- **Problem to work on**:
Reproduce every line of the material below word for word, but leave out the pictures.

Element position data
* * * *

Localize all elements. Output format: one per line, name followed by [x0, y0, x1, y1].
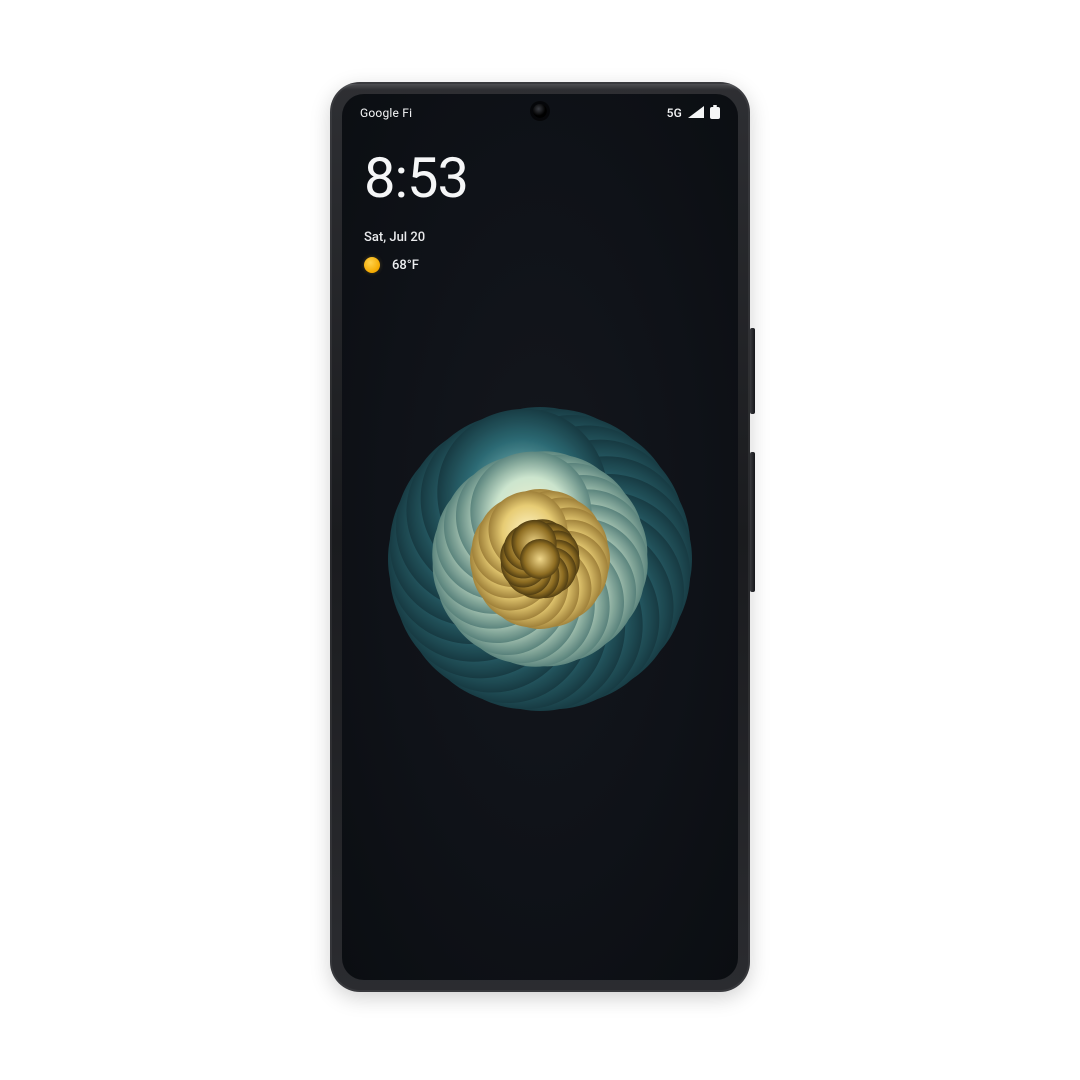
signal-icon — [688, 106, 704, 121]
temperature-label: 68°F — [392, 258, 419, 273]
front-camera — [533, 104, 547, 118]
power-button[interactable] — [750, 328, 755, 414]
weather-widget[interactable]: 68°F — [364, 257, 716, 273]
battery-icon — [710, 105, 720, 122]
lockscreen-info: 8:53 Sat, Jul 20 68°F — [364, 150, 716, 273]
status-right: 5G — [667, 105, 720, 122]
network-label: 5G — [667, 106, 682, 120]
carrier-label: Google Fi — [360, 106, 412, 120]
volume-button[interactable] — [750, 452, 755, 592]
phone-frame: Google Fi 5G 8:53 — [330, 82, 750, 992]
wallpaper-flower — [375, 394, 705, 724]
sun-icon — [364, 257, 380, 273]
clock[interactable]: 8:53 — [364, 150, 716, 206]
date-label[interactable]: Sat, Jul 20 — [364, 230, 716, 245]
lock-screen[interactable]: Google Fi 5G 8:53 — [342, 94, 738, 980]
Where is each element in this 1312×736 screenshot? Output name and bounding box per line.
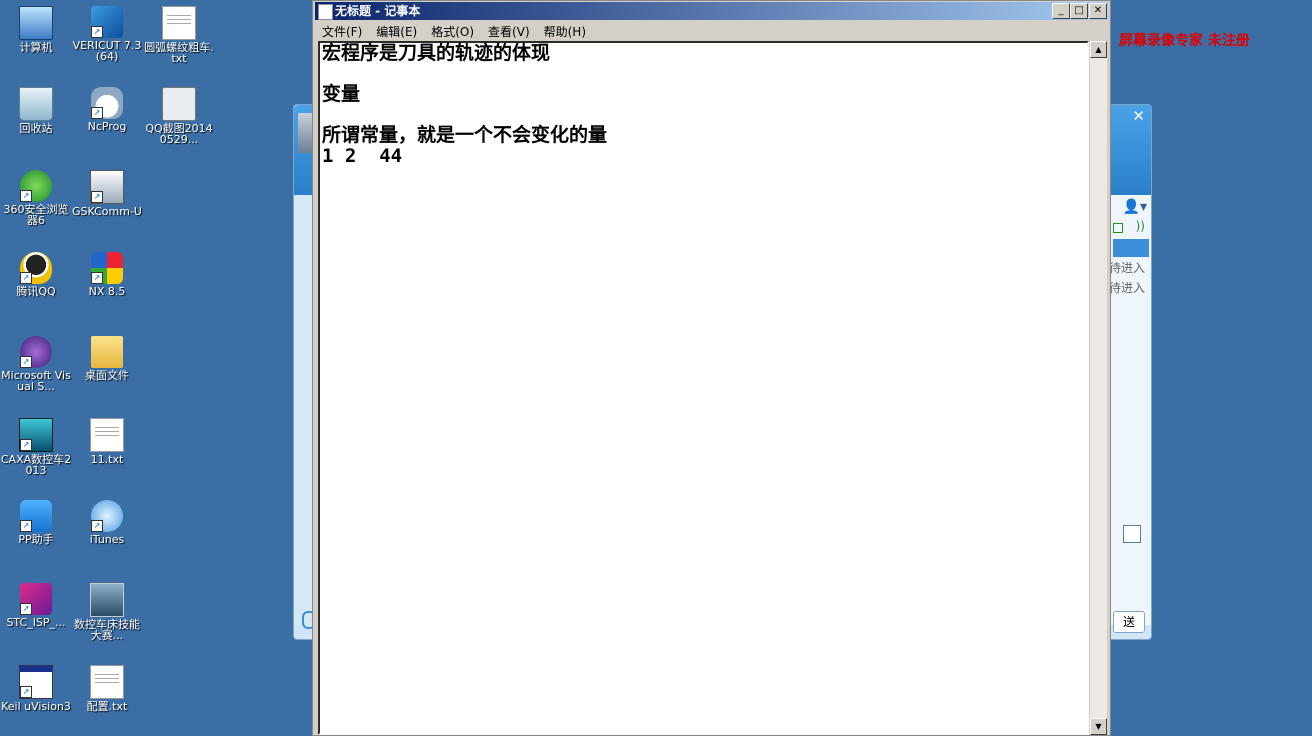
menu-help[interactable]: 帮助(H) (537, 23, 593, 41)
notepad-icon (318, 4, 333, 20)
notepad-window[interactable]: 无标题 - 记事本 _ □ ✕ 文件(F) 编辑(E) 格式(O) 查看(V) 帮助(H… (312, 0, 1111, 736)
desktop-icon-keil[interactable]: ↗ Keil uVision3 (0, 665, 72, 712)
desktop-icon-visual-studio[interactable]: ↗ Microsoft Visual S... (0, 336, 72, 392)
recycle-bin-icon (19, 87, 53, 121)
desktop-icon-11-txt[interactable]: 11.txt (71, 418, 143, 465)
desktop-icon-label: 圆弧螺纹粗车.txt (144, 41, 214, 65)
visual-studio-icon: ↗ (20, 336, 52, 368)
stc-isp-icon: ↗ (20, 583, 52, 615)
folder-icon (91, 336, 123, 368)
arrow-up-icon: ▲ (1095, 45, 1102, 54)
desktop-icon-desktop-files[interactable]: 桌面文件 (71, 336, 143, 381)
scroll-up-button[interactable]: ▲ (1090, 41, 1107, 58)
desktop-icon-label: GSKComm-U (72, 205, 142, 218)
recording-watermark: 屏幕录像专家 未注册 (1119, 33, 1250, 49)
maximize-icon: □ (1074, 5, 1084, 16)
qq-icon: ↗ (20, 252, 52, 284)
desktop-icon-label: iTunes (89, 533, 125, 546)
desktop-icon-computer[interactable]: 计算机 (0, 6, 72, 53)
menu-file[interactable]: 文件(F) (315, 23, 369, 41)
desktop-icon-qq[interactable]: ↗ 腾讯QQ (0, 252, 72, 297)
desktop-icon-label: 配置.txt (86, 700, 128, 713)
pp-assistant-icon: ↗ (20, 500, 52, 532)
arrow-down-icon: ▼ (1095, 722, 1102, 731)
document-icon (90, 583, 124, 617)
desktop-icon-label: CAXA数控车2013 (0, 453, 72, 477)
title-bar[interactable]: 无标题 - 记事本 _ □ ✕ (315, 2, 1108, 20)
gskcomm-icon: ↗ (90, 170, 124, 204)
desktop-icon-gskcomm[interactable]: ↗ GSKComm-U (71, 170, 143, 217)
send-button[interactable]: 送 (1113, 611, 1145, 633)
desktop-icon-recycle-bin[interactable]: 回收站 (0, 87, 72, 134)
desktop-icon-qq-screenshot[interactable]: QQ截图20140529... (143, 87, 215, 145)
desktop-icon-label: NcProg (87, 120, 127, 133)
text-editor[interactable]: 宏程序是刀具的轨迹的体现 变量 所谓常量，就是一个不会变化的量 1 2 44 (318, 41, 1089, 735)
desktop-icon-label: QQ截图20140529... (145, 122, 213, 146)
signal-icon: )) (1135, 219, 1145, 233)
browser-360-icon: ↗ (20, 170, 52, 202)
desktop-icon-label: Microsoft Visual S... (1, 369, 71, 393)
nx-icon: ↗ (91, 252, 123, 284)
menu-view[interactable]: 查看(V) (481, 23, 537, 41)
vericut-icon: ↗ (91, 6, 123, 38)
avatar (298, 113, 312, 153)
itunes-icon: ↗ (91, 500, 123, 532)
desktop-icon-ncprog[interactable]: ↗ NcProg (71, 87, 143, 132)
desktop-icon-label: NX 8.5 (88, 285, 126, 298)
close-button[interactable]: ✕ (1089, 3, 1107, 19)
vertical-scrollbar[interactable]: ▲ ▼ (1090, 41, 1107, 735)
desktop-icon-stc-isp[interactable]: ↗ STC_ISP_... (0, 583, 72, 628)
desktop-icon-label: 回收站 (19, 122, 53, 135)
desktop-icon-label: 计算机 (19, 41, 53, 54)
text-file-icon (162, 6, 196, 40)
desktop-icon-360-browser[interactable]: ↗ 360安全浏览器6 (0, 170, 72, 226)
menu-bar: 文件(F) 编辑(E) 格式(O) 查看(V) 帮助(H) (315, 21, 1108, 39)
desktop-icon-arc-thread-txt[interactable]: 圆弧螺纹粗车.txt (143, 6, 215, 64)
desktop-icon-nx[interactable]: ↗ NX 8.5 (71, 252, 143, 297)
ncprog-icon: ↗ (91, 87, 123, 119)
close-icon[interactable]: ✕ (1132, 107, 1145, 125)
desktop-icon-config-txt[interactable]: 配置.txt (71, 665, 143, 712)
add-contact-icon[interactable]: 👤▾ (1123, 199, 1147, 215)
desktop-icon-caxa[interactable]: ↗ CAXA数控车2013 (0, 418, 72, 476)
scroll-down-button[interactable]: ▼ (1090, 718, 1107, 735)
selected-list-item[interactable] (1113, 239, 1149, 257)
minimize-button[interactable]: _ (1052, 3, 1070, 19)
desktop-icon-pp-assistant[interactable]: ↗ PP助手 (0, 500, 72, 545)
desktop-icon-label: STC_ISP_... (6, 616, 66, 629)
editor-content[interactable]: 宏程序是刀具的轨迹的体现 变量 所谓常量，就是一个不会变化的量 1 2 44 (320, 43, 1087, 166)
list-item-status: 待进入 (1108, 261, 1145, 275)
desktop-icon-label: 360安全浏览器6 (3, 203, 69, 227)
desktop-icon-cnc-contest[interactable]: 数控车床技能大赛... (71, 583, 143, 641)
menu-format[interactable]: 格式(O) (424, 23, 481, 41)
desktop-icon-label: Keil uVision3 (1, 700, 71, 713)
image-file-icon (162, 87, 196, 121)
desktop-icon-label: PP助手 (18, 533, 54, 546)
maximize-button[interactable]: □ (1070, 3, 1088, 19)
desktop-icon-vericut[interactable]: ↗ VERICUT 7.3 (64) (71, 6, 143, 62)
computer-icon (19, 6, 53, 40)
keil-icon: ↗ (19, 665, 53, 699)
desktop-icon-label: 11.txt (90, 453, 124, 466)
close-icon: ✕ (1093, 5, 1103, 16)
text-file-icon (90, 665, 124, 699)
desktop-icon-label: 数控车床技能大赛... (74, 618, 140, 642)
desktop-icon-label: 桌面文件 (85, 369, 129, 382)
list-item-status: 待进入 (1108, 281, 1145, 295)
desktop-icon-label: VERICUT 7.3 (64) (72, 39, 142, 63)
text-file-icon (90, 418, 124, 452)
window-title: 无标题 - 记事本 (335, 4, 421, 18)
chat-record-icon[interactable] (1123, 525, 1141, 543)
status-icon (1113, 223, 1123, 233)
desktop-icon-itunes[interactable]: ↗ iTunes (71, 500, 143, 545)
menu-edit[interactable]: 编辑(E) (369, 23, 424, 41)
caxa-icon: ↗ (19, 418, 53, 452)
minimize-icon: _ (1058, 5, 1064, 16)
chat-window-header-right (1111, 105, 1151, 195)
desktop-icon-label: 腾讯QQ (16, 285, 56, 298)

* * * *

- **Solution to the problem**:
Localize all elements. Output format: one per line, name followed by [x0, y0, x1, y1].
signal-icon — [688, 106, 704, 121]
temperature-label: 68°F — [392, 258, 419, 273]
front-camera — [533, 104, 547, 118]
power-button[interactable] — [750, 328, 755, 414]
weather-widget[interactable]: 68°F — [364, 257, 716, 273]
battery-icon — [710, 105, 720, 122]
lockscreen-info: 8:53 Sat, Jul 20 68°F — [364, 150, 716, 273]
status-right: 5G — [667, 105, 720, 122]
network-label: 5G — [667, 106, 682, 120]
carrier-label: Google Fi — [360, 106, 412, 120]
volume-button[interactable] — [750, 452, 755, 592]
phone-frame: Google Fi 5G 8:53 — [330, 82, 750, 992]
wallpaper-flower — [375, 394, 705, 724]
sun-icon — [364, 257, 380, 273]
clock[interactable]: 8:53 — [364, 150, 716, 206]
date-label[interactable]: Sat, Jul 20 — [364, 230, 716, 245]
lock-screen[interactable]: Google Fi 5G 8:53 — [342, 94, 738, 980]
Where is each element in this 1312×736 screenshot? Output name and bounding box per line.
menu-help[interactable]: 帮助(H) (537, 23, 593, 41)
notepad-icon (318, 4, 333, 20)
notepad-window[interactable]: 无标题 - 记事本 _ □ ✕ 文件(F) 编辑(E) 格式(O) 查看(V) 帮助(H… (312, 0, 1111, 736)
desktop-icon-keil[interactable]: ↗ Keil uVision3 (0, 665, 72, 712)
desktop-icon-visual-studio[interactable]: ↗ Microsoft Visual S... (0, 336, 72, 392)
recycle-bin-icon (19, 87, 53, 121)
desktop-icon-11-txt[interactable]: 11.txt (71, 418, 143, 465)
desktop-icon-label: 圆弧螺纹粗车.txt (144, 41, 214, 65)
visual-studio-icon: ↗ (20, 336, 52, 368)
stc-isp-icon: ↗ (20, 583, 52, 615)
folder-icon (91, 336, 123, 368)
arrow-up-icon: ▲ (1095, 45, 1102, 54)
desktop-icon-desktop-files[interactable]: 桌面文件 (71, 336, 143, 381)
scroll-up-button[interactable]: ▲ (1090, 41, 1107, 58)
desktop-icon-label: GSKComm-U (72, 205, 142, 218)
recording-watermark: 屏幕录像专家 未注册 (1119, 33, 1250, 49)
maximize-icon: □ (1074, 5, 1084, 16)
qq-icon: ↗ (20, 252, 52, 284)
desktop-icon-label: iTunes (89, 533, 125, 546)
desktop-icon-computer[interactable]: 计算机 (0, 6, 72, 53)
menu-file[interactable]: 文件(F) (315, 23, 369, 41)
desktop-icon-qq[interactable]: ↗ 腾讯QQ (0, 252, 72, 297)
desktop-icon-label: 配置.txt (86, 700, 128, 713)
pp-assistant-icon: ↗ (20, 500, 52, 532)
arrow-down-icon: ▼ (1095, 722, 1102, 731)
document-icon (90, 583, 124, 617)
desktop-icon-label: CAXA数控车2013 (0, 453, 72, 477)
title-bar[interactable]: 无标题 - 记事本 _ □ ✕ (315, 2, 1108, 20)
gskcomm-icon: ↗ (90, 170, 124, 204)
desktop-icon-gskcomm[interactable]: ↗ GSKComm-U (71, 170, 143, 217)
send-button[interactable]: 送 (1113, 611, 1145, 633)
desktop-icon-recycle-bin[interactable]: 回收站 (0, 87, 72, 134)
desktop-icon-qq-screenshot[interactable]: QQ截图20140529... (143, 87, 215, 145)
desktop-icon-label: NcProg (87, 120, 127, 133)
text-editor[interactable]: 宏程序是刀具的轨迹的体现 变量 所谓常量，就是一个不会变化的量 1 2 44 (318, 41, 1089, 735)
desktop-icon-label: QQ截图20140529... (145, 122, 213, 146)
signal-icon: )) (1135, 219, 1145, 233)
browser-360-icon: ↗ (20, 170, 52, 202)
desktop-icon-label: Microsoft Visual S... (1, 369, 71, 393)
nx-icon: ↗ (91, 252, 123, 284)
menu-view[interactable]: 查看(V) (481, 23, 537, 41)
vericut-icon: ↗ (91, 6, 123, 38)
avatar (298, 113, 312, 153)
itunes-icon: ↗ (91, 500, 123, 532)
desktop-icon-ncprog[interactable]: ↗ NcProg (71, 87, 143, 132)
desktop-icon-label: NX 8.5 (88, 285, 126, 298)
close-button[interactable]: ✕ (1089, 3, 1107, 19)
vertical-scrollbar[interactable]: ▲ ▼ (1090, 41, 1107, 735)
desktop-icon-stc-isp[interactable]: ↗ STC_ISP_... (0, 583, 72, 628)
desktop-icon-label: 回收站 (19, 122, 53, 135)
desktop-icon-label: 计算机 (19, 41, 53, 54)
text-file-icon (162, 6, 196, 40)
desktop-icon-360-browser[interactable]: ↗ 360安全浏览器6 (0, 170, 72, 226)
menu-bar: 文件(F) 编辑(E) 格式(O) 查看(V) 帮助(H) (315, 21, 1108, 39)
desktop-icon-arc-thread-txt[interactable]: 圆弧螺纹粗车.txt (143, 6, 215, 64)
desktop-icon-nx[interactable]: ↗ NX 8.5 (71, 252, 143, 297)
ncprog-icon: ↗ (91, 87, 123, 119)
close-icon[interactable]: ✕ (1132, 107, 1145, 125)
desktop-icon-config-txt[interactable]: 配置.txt (71, 665, 143, 712)
add-contact-icon[interactable]: 👤▾ (1123, 199, 1147, 215)
desktop-icon-caxa[interactable]: ↗ CAXA数控车2013 (0, 418, 72, 476)
scroll-down-button[interactable]: ▼ (1090, 718, 1107, 735)
selected-list-item[interactable] (1113, 239, 1149, 257)
minimize-button[interactable]: _ (1052, 3, 1070, 19)
desktop-icon-pp-assistant[interactable]: ↗ PP助手 (0, 500, 72, 545)
desktop-icon-label: STC_ISP_... (6, 616, 66, 629)
editor-content[interactable]: 宏程序是刀具的轨迹的体现 变量 所谓常量，就是一个不会变化的量 1 2 44 (320, 43, 1087, 166)
list-item-status: 待进入 (1108, 261, 1145, 275)
desktop-icon-label: 360安全浏览器6 (3, 203, 69, 227)
desktop-icon-cnc-contest[interactable]: 数控车床技能大赛... (71, 583, 143, 641)
menu-format[interactable]: 格式(O) (424, 23, 481, 41)
desktop-icon-label: Keil uVision3 (1, 700, 71, 713)
image-file-icon (162, 87, 196, 121)
desktop-icon-label: PP助手 (18, 533, 54, 546)
maximize-button[interactable]: □ (1070, 3, 1088, 19)
desktop-icon-vericut[interactable]: ↗ VERICUT 7.3 (64) (71, 6, 143, 62)
computer-icon (19, 6, 53, 40)
keil-icon: ↗ (19, 665, 53, 699)
desktop-icon-label: 11.txt (90, 453, 124, 466)
close-icon: ✕ (1093, 5, 1103, 16)
text-file-icon (90, 665, 124, 699)
desktop-icon-label: 数控车床技能大赛... (74, 618, 140, 642)
desktop-icon-label: 桌面文件 (85, 369, 129, 382)
list-item-status: 待进入 (1108, 281, 1145, 295)
desktop-icon-label: VERICUT 7.3 (64) (72, 39, 142, 63)
text-file-icon (90, 418, 124, 452)
window-title: 无标题 - 记事本 (335, 4, 421, 18)
chat-record-icon[interactable] (1123, 525, 1141, 543)
status-icon (1113, 223, 1123, 233)
desktop-icon-itunes[interactable]: ↗ iTunes (71, 500, 143, 545)
menu-edit[interactable]: 编辑(E) (369, 23, 424, 41)
caxa-icon: ↗ (19, 418, 53, 452)
minimize-icon: _ (1058, 5, 1064, 16)
chat-window-header-right (1111, 105, 1151, 195)
desktop-icon-label: 腾讯QQ (16, 285, 56, 298)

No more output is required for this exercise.